### What you will do
Each entry below is to be extracted exactly.

### Data in this exercise
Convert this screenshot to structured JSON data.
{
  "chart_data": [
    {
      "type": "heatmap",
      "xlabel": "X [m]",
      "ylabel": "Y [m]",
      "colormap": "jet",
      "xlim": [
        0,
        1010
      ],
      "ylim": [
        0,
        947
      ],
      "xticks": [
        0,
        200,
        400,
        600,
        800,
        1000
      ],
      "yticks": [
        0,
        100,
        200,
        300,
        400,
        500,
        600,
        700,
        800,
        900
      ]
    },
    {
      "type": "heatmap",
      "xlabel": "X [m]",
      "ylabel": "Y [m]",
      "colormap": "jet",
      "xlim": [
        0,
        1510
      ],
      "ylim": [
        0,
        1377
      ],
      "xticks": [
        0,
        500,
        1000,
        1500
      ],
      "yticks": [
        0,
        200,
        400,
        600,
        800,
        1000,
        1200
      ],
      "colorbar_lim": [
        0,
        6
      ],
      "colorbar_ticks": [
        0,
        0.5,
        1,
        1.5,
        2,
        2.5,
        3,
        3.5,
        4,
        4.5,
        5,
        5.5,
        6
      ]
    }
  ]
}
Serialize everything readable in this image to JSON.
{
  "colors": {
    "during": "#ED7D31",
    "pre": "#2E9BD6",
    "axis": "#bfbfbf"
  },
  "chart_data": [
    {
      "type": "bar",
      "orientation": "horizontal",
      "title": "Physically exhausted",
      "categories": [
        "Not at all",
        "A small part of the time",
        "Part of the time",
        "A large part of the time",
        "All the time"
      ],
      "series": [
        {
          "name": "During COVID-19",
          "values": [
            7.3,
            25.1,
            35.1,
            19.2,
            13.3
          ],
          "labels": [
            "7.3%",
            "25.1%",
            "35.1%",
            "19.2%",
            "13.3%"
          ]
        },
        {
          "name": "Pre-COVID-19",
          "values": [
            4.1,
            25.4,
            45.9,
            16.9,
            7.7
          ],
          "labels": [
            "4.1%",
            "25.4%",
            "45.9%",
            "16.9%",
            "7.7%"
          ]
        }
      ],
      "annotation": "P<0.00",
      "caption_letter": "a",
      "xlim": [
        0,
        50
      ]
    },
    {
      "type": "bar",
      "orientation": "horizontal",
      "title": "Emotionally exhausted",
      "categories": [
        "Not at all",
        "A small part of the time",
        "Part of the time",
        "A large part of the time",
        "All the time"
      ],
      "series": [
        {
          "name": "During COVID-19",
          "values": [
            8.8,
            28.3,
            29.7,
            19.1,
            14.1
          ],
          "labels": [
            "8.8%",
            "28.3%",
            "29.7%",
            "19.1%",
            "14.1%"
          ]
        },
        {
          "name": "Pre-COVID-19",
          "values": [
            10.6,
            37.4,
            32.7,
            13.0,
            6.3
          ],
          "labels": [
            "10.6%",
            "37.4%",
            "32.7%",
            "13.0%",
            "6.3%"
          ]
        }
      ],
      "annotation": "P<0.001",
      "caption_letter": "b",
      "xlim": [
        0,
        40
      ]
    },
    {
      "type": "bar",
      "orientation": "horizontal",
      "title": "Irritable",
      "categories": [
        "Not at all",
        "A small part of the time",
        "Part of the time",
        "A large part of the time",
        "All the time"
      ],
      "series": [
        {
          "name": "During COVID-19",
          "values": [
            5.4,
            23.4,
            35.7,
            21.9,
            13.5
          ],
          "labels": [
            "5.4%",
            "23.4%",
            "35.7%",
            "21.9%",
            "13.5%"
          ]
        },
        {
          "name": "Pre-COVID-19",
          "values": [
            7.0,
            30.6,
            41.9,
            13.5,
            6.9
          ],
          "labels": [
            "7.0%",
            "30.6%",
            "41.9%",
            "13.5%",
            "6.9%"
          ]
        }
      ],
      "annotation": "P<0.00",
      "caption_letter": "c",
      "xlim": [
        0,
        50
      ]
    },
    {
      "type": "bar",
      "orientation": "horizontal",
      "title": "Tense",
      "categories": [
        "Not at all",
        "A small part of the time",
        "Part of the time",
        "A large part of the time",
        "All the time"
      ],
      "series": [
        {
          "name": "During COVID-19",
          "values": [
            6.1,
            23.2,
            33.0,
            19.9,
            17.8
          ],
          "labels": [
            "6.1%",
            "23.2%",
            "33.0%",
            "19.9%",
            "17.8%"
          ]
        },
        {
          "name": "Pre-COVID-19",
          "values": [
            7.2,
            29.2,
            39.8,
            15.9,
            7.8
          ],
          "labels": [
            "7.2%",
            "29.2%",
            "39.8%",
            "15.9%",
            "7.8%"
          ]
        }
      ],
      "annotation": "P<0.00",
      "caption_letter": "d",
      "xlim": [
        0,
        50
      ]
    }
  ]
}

### Exercise response
Convert this screenshot to structured JSON data.
{
  "chart_data": [
    {
      "type": "heatmap",
      "xlabel": "X [m]",
      "ylabel": "Y [m]",
      "colormap": "jet",
      "xlim": [
        0,
        1010
      ],
      "ylim": [
        0,
        947
      ],
      "xticks": [
        0,
        200,
        400,
        600,
        800,
        1000
      ],
      "yticks": [
        0,
        100,
        200,
        300,
        400,
        500,
        600,
        700,
        800,
        900
      ]
    },
    {
      "type": "heatmap",
      "xlabel": "X [m]",
      "ylabel": "Y [m]",
      "colormap": "jet",
      "xlim": [
        0,
        1510
      ],
      "ylim": [
        0,
        1377
      ],
      "xticks": [
        0,
        500,
        1000,
        1500
      ],
      "yticks": [
        0,
        200,
        400,
        600,
        800,
        1000,
        1200
      ],
      "colorbar_lim": [
        0,
        6
      ],
      "colorbar_ticks": [
        0,
        0.5,
        1,
        1.5,
        2,
        2.5,
        3,
        3.5,
        4,
        4.5,
        5,
        5.5,
        6
      ]
    }
  ]
}
Serialize everything readable in this image to JSON.
{
  "colors": {
    "during": "#ED7D31",
    "pre": "#2E9BD6",
    "axis": "#bfbfbf"
  },
  "chart_data": [
    {
      "type": "bar",
      "orientation": "horizontal",
      "title": "Physically exhausted",
      "categories": [
        "Not at all",
        "A small part of the time",
        "Part of the time",
        "A large part of the time",
        "All the time"
      ],
      "series": [
        {
          "name": "During COVID-19",
          "values": [
            7.3,
            25.1,
            35.1,
            19.2,
            13.3
          ],
          "labels": [
            "7.3%",
            "25.1%",
            "35.1%",
            "19.2%",
            "13.3%"
          ]
        },
        {
          "name": "Pre-COVID-19",
          "values": [
            4.1,
            25.4,
            45.9,
            16.9,
            7.7
          ],
          "labels": [
            "4.1%",
            "25.4%",
            "45.9%",
            "16.9%",
            "7.7%"
          ]
        }
      ],
      "annotation": "P<0.00",
      "caption_letter": "a",
      "xlim": [
        0,
        50
      ]
    },
    {
      "type": "bar",
      "orientation": "horizontal",
      "title": "Emotionally exhausted",
      "categories": [
        "Not at all",
        "A small part of the time",
        "Part of the time",
        "A large part of the time",
        "All the time"
      ],
      "series": [
        {
          "name": "During COVID-19",
          "values": [
            8.8,
            28.3,
            29.7,
            19.1,
            14.1
          ],
          "labels": [
            "8.8%",
            "28.3%",
            "29.7%",
            "19.1%",
            "14.1%"
          ]
        },
        {
          "name": "Pre-COVID-19",
          "values": [
            10.6,
            37.4,
            32.7,
            13.0,
            6.3
          ],
          "labels": [
            "10.6%",
            "37.4%",
            "32.7%",
            "13.0%",
            "6.3%"
          ]
        }
      ],
      "annotation": "P<0.001",
      "caption_letter": "b",
      "xlim": [
        0,
        40
      ]
    },
    {
      "type": "bar",
      "orientation": "horizontal",
      "title": "Irritable",
      "categories": [
        "Not at all",
        "A small part of the time",
        "Part of the time",
        "A large part of the time",
        "All the time"
      ],
      "series": [
        {
          "name": "During COVID-19",
          "values": [
            5.4,
            23.4,
            35.7,
            21.9,
            13.5
          ],
          "labels": [
            "5.4%",
            "23.4%",
            "35.7%",
            "21.9%",
            "13.5%"
          ]
        },
        {
          "name": "Pre-COVID-19",
          "values": [
            7.0,
            30.6,
            41.9,
            13.5,
            6.9
          ],
          "labels": [
            "7.0%",
            "30.6%",
            "41.9%",
            "13.5%",
            "6.9%"
          ]
        }
      ],
      "annotation": "P<0.00",
      "caption_letter": "c",
      "xlim": [
        0,
        50
      ]
    },
    {
      "type": "bar",
      "orientation": "horizontal",
      "title": "Tense",
      "categories": [
        "Not at all",
        "A small part of the time",
        "Part of the time",
        "A large part of the time",
        "All the time"
      ],
      "series": [
        {
          "name": "During COVID-19",
          "values": [
            6.1,
            23.2,
            33.0,
            19.9,
            17.8
          ],
          "labels": [
            "6.1%",
            "23.2%",
            "33.0%",
            "19.9%",
            "17.8%"
          ]
        },
        {
          "name": "Pre-COVID-19",
          "values": [
            7.2,
            29.2,
            39.8,
            15.9,
            7.8
          ],
          "labels": [
            "7.2%",
            "29.2%",
            "39.8%",
            "15.9%",
            "7.8%"
          ]
        }
      ],
      "annotation": "P<0.00",
      "caption_letter": "d",
      "xlim": [
        0,
        50
      ]
    }
  ]
}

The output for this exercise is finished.